# Stored records:
════

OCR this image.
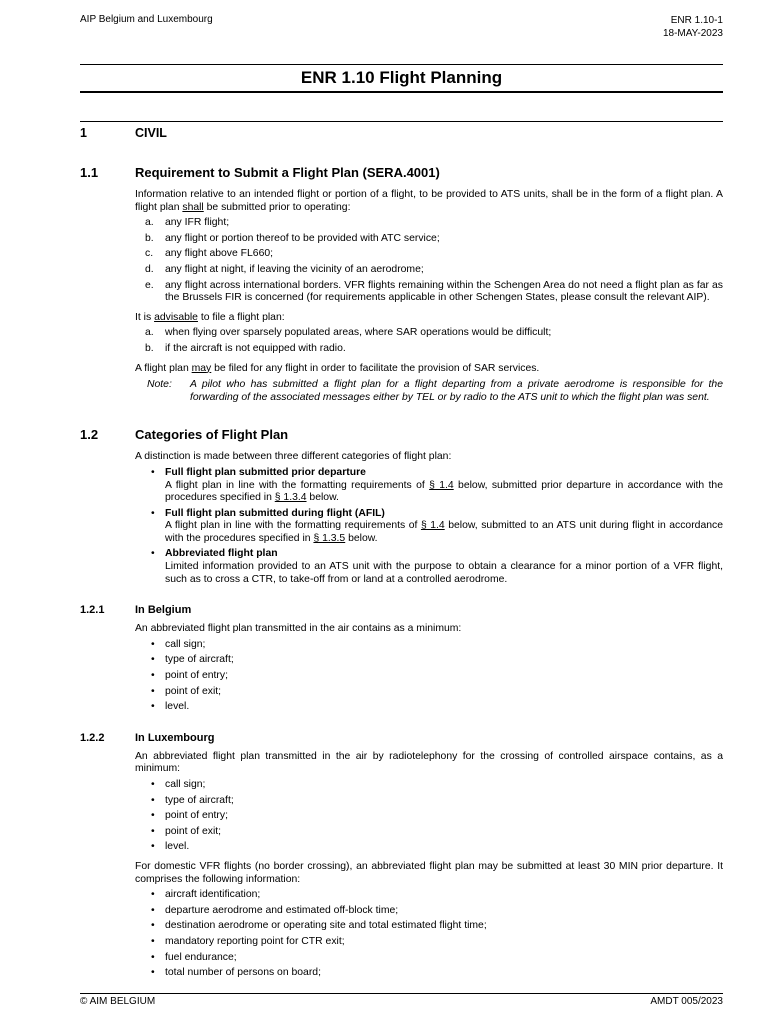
AIP Belgium and Luxembourg	ENR 1.10-1
18-MAY-2023
ENR 1.10 Flight Planning
1	CIVIL
1.1	Requirement to Submit a Flight Plan (SERA.4001)
Information relative to an intended flight or portion of a flight, to be provided to ATS units, shall be in the form of a flight plan. A flight plan shall be submitted prior to operating:
a. any IFR flight;
b. any flight or portion thereof to be provided with ATC service;
c. any flight above FL660;
d. any flight at night, if leaving the vicinity of an aerodrome;
e. any flight across international borders. VFR flights remaining within the Schengen Area do not need a flight plan as far as the Brussels FIR is concerned (for requirements applicable in other Schengen States, please consult the relevant AIP).
It is advisable to file a flight plan:
a. when flying over sparsely populated areas, where SAR operations would be difficult;
b. if the aircraft is not equipped with radio.
A flight plan may be filed for any flight in order to facilitate the provision of SAR services.
Note: A pilot who has submitted a flight plan for a flight departing from a private aerodrome is responsible for the forwarding of the associated messages either by TEL or by radio to the ATS unit to which the flight plan was sent.
1.2	Categories of Flight Plan
A distinction is made between three different categories of flight plan:
• Full flight plan submitted prior departure
A flight plan in line with the formatting requirements of § 1.4 below, submitted prior departure in accordance with the procedures specified in § 1.3.4 below.
• Full flight plan submitted during flight (AFIL)
A flight plan in line with the formatting requirements of § 1.4 below, submitted to an ATS unit during flight in accordance with the procedures specified in § 1.3.5 below.
• Abbreviated flight plan
Limited information provided to an ATS unit with the purpose to obtain a clearance for a minor portion of a VFR flight, such as to cross a CTR, to take-off from or land at a controlled aerodrome.
1.2.1	In Belgium
An abbreviated flight plan transmitted in the air contains as a minimum:
• call sign;
• type of aircraft;
• point of entry;
• point of exit;
• level.
1.2.2	In Luxembourg
An abbreviated flight plan transmitted in the air by radiotelephony for the crossing of controlled airspace contains, as a minimum:
• call sign;
• type of aircraft;
• point of entry;
• point of exit;
• level.
For domestic VFR flights (no border crossing), an abbreviated flight plan may be submitted at least 30 MIN prior departure. It comprises the following information:
• aircraft identification;
• departure aerodrome and estimated off-block time;
• destination aerodrome or operating site and total estimated flight time;
• mandatory reporting point for CTR exit;
• fuel endurance;
• total number of persons on board;
© AIM BELGIUM	AMDT 005/2023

════

# WHAT TO PRODUCE:
Without including the pictures, return each record above exactly as it stands.

# SOLUTION FOR THIS PROBLEM:
OCR this image.
AIP Belgium and Luxembourg	ENR 1.10-1
18-MAY-2023
ENR 1.10 Flight Planning
1	CIVIL
1.1	Requirement to Submit a Flight Plan (SERA.4001)
Information relative to an intended flight or portion of a flight, to be provided to ATS units, shall be in the form of a flight plan. A flight plan shall be submitted prior to operating:
a. any IFR flight;
b. any flight or portion thereof to be provided with ATC service;
c. any flight above FL660;
d. any flight at night, if leaving the vicinity of an aerodrome;
e. any flight across international borders. VFR flights remaining within the Schengen Area do not need a flight plan as far as the Brussels FIR is concerned (for requirements applicable in other Schengen States, please consult the relevant AIP).
It is advisable to file a flight plan:
a. when flying over sparsely populated areas, where SAR operations would be difficult;
b. if the aircraft is not equipped with radio.
A flight plan may be filed for any flight in order to facilitate the provision of SAR services.
Note: A pilot who has submitted a flight plan for a flight departing from a private aerodrome is responsible for the forwarding of the associated messages either by TEL or by radio to the ATS unit to which the flight plan was sent.
1.2	Categories of Flight Plan
A distinction is made between three different categories of flight plan:
• Full flight plan submitted prior departure
A flight plan in line with the formatting requirements of § 1.4 below, submitted prior departure in accordance with the procedures specified in § 1.3.4 below.
• Full flight plan submitted during flight (AFIL)
A flight plan in line with the formatting requirements of § 1.4 below, submitted to an ATS unit during flight in accordance with the procedures specified in § 1.3.5 below.
• Abbreviated flight plan
Limited information provided to an ATS unit with the purpose to obtain a clearance for a minor portion of a VFR flight, such as to cross a CTR, to take-off from or land at a controlled aerodrome.
1.2.1	In Belgium
An abbreviated flight plan transmitted in the air contains as a minimum:
• call sign;
• type of aircraft;
• point of entry;
• point of exit;
• level.
1.2.2	In Luxembourg
An abbreviated flight plan transmitted in the air by radiotelephony for the crossing of controlled airspace contains, as a minimum:
• call sign;
• type of aircraft;
• point of entry;
• point of exit;
• level.
For domestic VFR flights (no border crossing), an abbreviated flight plan may be submitted at least 30 MIN prior departure. It comprises the following information:
• aircraft identification;
• departure aerodrome and estimated off-block time;
• destination aerodrome or operating site and total estimated flight time;
• mandatory reporting point for CTR exit;
• fuel endurance;
• total number of persons on board;
© AIM BELGIUM	AMDT 005/2023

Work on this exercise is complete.